(Records from a dataset)
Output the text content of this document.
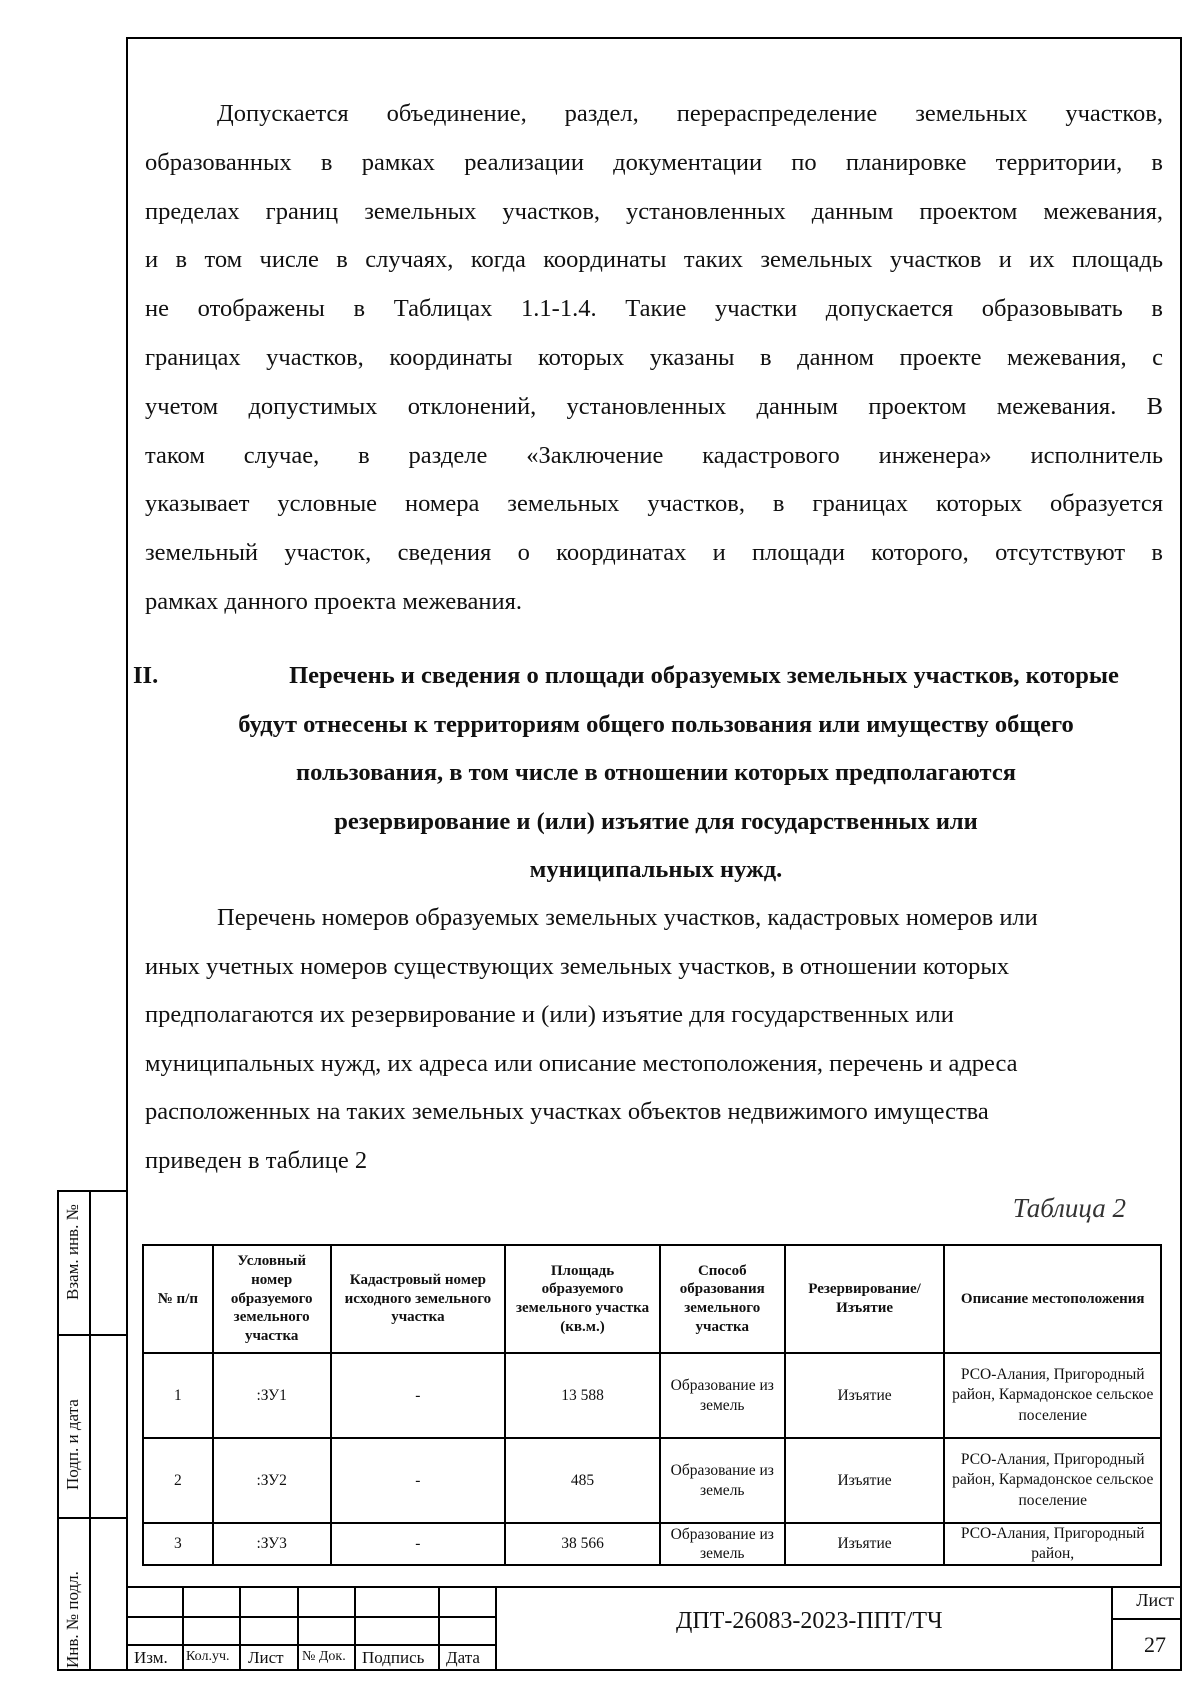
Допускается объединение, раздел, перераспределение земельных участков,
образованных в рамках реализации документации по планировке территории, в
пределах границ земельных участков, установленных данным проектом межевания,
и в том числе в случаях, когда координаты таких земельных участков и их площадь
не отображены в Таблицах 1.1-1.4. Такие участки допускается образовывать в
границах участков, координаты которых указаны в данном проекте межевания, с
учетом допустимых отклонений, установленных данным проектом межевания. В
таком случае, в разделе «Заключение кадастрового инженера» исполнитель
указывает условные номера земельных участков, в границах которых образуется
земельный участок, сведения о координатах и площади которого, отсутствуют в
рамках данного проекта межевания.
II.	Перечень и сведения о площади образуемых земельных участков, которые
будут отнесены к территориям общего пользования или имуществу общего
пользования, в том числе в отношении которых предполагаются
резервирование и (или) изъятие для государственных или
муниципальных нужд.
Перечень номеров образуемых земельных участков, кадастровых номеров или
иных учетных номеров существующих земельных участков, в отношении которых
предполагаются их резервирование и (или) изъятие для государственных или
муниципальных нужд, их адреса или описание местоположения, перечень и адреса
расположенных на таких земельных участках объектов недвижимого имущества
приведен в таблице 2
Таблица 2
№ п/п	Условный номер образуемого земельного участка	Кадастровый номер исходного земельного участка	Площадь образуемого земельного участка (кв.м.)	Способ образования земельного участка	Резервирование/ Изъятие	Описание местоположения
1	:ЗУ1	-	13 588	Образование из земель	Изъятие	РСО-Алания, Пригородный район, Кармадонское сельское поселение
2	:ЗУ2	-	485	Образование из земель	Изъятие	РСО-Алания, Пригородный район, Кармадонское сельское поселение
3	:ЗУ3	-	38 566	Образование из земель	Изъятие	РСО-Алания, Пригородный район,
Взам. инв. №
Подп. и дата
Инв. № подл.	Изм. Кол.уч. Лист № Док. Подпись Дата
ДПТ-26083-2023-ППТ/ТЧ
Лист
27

* * *

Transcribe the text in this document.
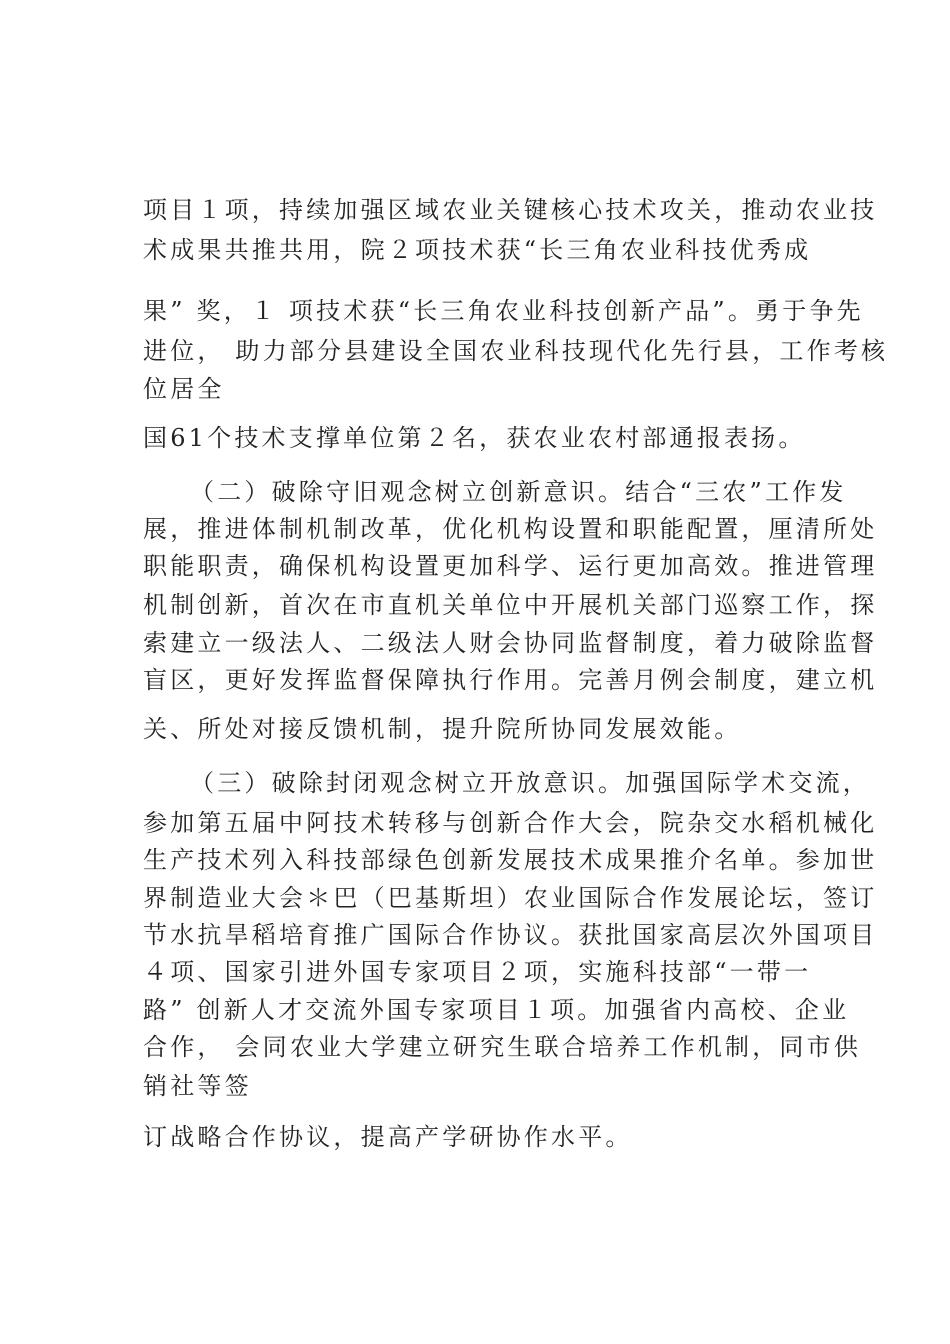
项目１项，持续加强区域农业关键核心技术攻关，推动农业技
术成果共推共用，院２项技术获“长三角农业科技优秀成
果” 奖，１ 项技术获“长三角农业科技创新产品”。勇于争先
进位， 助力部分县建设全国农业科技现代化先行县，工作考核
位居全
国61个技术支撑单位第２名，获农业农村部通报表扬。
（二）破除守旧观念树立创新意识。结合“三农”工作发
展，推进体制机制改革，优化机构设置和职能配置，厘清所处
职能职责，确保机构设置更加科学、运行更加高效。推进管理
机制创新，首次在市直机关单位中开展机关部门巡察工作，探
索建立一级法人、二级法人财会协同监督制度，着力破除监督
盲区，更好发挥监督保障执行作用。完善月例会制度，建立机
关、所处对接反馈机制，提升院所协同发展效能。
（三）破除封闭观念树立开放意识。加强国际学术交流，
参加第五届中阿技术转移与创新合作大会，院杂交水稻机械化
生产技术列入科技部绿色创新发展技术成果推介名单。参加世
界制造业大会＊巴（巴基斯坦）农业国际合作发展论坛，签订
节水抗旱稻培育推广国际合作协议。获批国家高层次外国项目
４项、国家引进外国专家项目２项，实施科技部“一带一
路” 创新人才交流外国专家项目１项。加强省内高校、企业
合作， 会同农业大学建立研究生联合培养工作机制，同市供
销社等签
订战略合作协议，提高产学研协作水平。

* * *

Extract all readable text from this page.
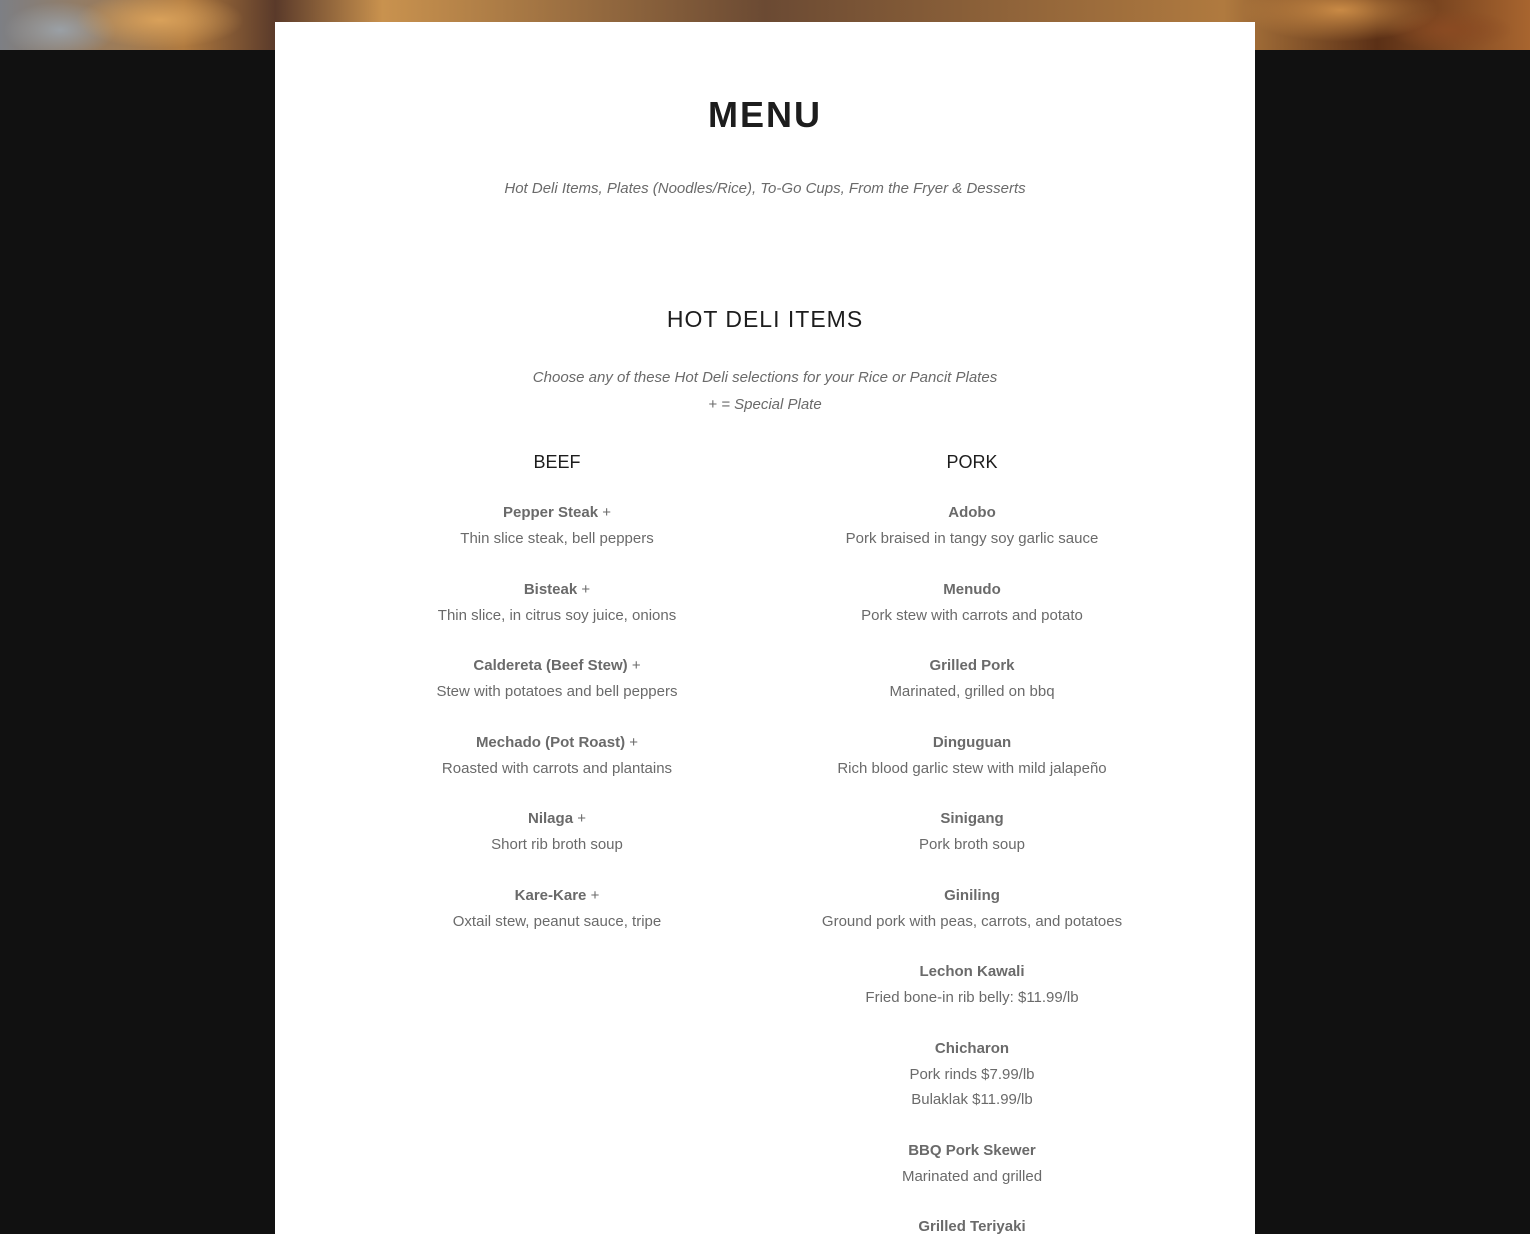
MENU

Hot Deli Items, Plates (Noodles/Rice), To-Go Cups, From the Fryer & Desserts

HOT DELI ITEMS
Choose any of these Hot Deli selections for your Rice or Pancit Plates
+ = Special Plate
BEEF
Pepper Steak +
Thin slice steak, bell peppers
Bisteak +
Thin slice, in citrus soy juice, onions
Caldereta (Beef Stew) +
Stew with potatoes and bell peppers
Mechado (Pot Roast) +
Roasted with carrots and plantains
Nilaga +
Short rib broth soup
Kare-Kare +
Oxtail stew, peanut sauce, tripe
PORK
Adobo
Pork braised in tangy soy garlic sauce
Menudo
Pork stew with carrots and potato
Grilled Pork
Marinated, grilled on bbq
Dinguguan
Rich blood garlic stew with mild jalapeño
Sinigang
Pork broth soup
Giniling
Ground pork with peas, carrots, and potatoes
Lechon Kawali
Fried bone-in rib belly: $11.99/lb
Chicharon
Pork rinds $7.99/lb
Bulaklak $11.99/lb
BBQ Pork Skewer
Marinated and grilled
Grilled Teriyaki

- _Required work_:
Copy down every line of the material above that includes the string "проектом".

- _Written response_:
пределах границ земельных участков, установленных данным проектом межевания,
учетом допустимых отклонений, установленных данным проектом межевания. В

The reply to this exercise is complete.